**Requirement:**
In the entries below, count every line containing "items". Reply with the number alone.

========

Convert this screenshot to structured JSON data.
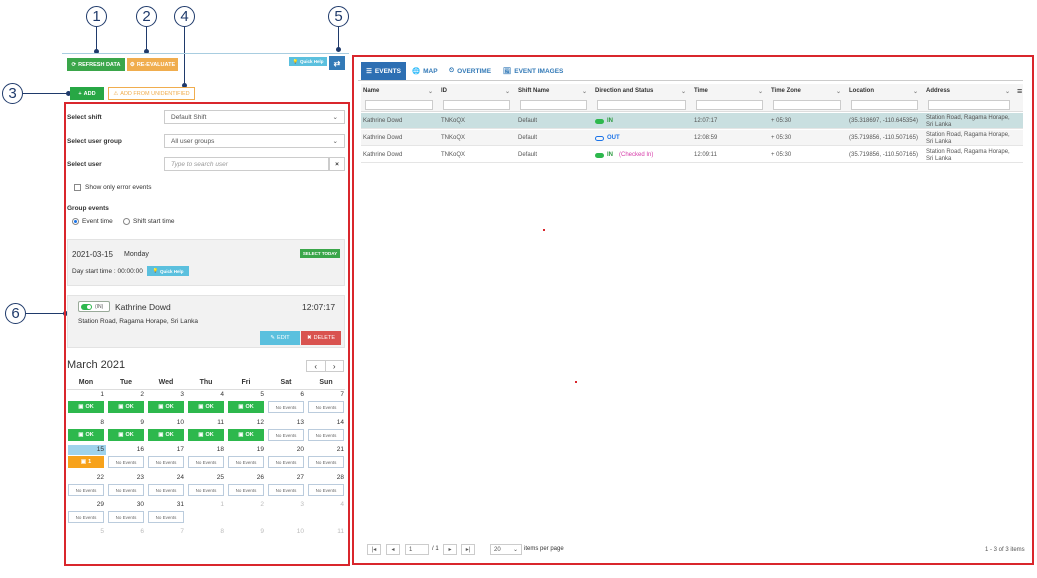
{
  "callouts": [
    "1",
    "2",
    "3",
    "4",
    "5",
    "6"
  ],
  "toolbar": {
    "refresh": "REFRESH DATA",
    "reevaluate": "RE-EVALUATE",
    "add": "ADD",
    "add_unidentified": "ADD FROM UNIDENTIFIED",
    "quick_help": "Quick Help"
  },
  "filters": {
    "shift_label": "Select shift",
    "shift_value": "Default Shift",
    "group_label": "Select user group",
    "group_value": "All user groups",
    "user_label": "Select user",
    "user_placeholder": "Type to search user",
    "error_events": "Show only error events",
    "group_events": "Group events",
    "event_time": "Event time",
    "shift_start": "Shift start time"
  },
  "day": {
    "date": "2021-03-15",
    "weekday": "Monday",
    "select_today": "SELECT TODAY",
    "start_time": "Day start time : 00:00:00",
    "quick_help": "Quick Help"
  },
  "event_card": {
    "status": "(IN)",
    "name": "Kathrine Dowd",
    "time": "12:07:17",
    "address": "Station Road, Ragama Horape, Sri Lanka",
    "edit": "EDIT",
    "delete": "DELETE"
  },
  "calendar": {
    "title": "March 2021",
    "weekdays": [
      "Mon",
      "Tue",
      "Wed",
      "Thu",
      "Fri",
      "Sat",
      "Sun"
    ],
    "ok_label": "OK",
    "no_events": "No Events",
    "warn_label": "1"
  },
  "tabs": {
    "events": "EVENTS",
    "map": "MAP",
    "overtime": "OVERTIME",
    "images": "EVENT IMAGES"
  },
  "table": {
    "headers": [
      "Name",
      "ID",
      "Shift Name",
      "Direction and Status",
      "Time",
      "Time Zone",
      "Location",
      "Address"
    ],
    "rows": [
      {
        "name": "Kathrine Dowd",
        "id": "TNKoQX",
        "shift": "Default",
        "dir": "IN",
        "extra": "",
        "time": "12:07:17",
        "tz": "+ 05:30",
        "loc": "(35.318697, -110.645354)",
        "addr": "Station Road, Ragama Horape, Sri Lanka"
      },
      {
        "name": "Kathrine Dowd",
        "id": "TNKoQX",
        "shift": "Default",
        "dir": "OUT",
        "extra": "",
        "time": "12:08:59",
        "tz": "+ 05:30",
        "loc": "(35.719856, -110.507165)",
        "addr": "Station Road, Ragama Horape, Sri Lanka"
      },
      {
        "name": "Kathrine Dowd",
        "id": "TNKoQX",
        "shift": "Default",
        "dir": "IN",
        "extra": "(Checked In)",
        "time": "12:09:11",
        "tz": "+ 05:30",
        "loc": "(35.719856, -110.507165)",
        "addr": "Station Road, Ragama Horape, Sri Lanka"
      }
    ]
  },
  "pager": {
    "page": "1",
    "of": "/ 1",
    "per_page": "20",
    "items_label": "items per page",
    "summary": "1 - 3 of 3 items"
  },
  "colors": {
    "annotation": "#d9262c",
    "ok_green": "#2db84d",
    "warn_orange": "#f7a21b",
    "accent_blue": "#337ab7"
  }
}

========

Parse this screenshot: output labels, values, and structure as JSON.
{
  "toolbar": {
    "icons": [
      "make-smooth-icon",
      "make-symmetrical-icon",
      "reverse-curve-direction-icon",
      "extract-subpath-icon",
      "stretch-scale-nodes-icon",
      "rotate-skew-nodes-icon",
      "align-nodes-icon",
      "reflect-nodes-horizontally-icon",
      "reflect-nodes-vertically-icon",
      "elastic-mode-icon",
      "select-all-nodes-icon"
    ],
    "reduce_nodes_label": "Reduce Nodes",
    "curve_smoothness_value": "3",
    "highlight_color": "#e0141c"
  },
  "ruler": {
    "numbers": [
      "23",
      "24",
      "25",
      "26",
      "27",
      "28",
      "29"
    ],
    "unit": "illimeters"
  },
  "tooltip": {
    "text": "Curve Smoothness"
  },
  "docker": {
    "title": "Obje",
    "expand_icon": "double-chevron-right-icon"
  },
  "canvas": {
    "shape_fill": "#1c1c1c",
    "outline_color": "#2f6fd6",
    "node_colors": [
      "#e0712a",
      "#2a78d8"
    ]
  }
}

========

**Final answer:**
2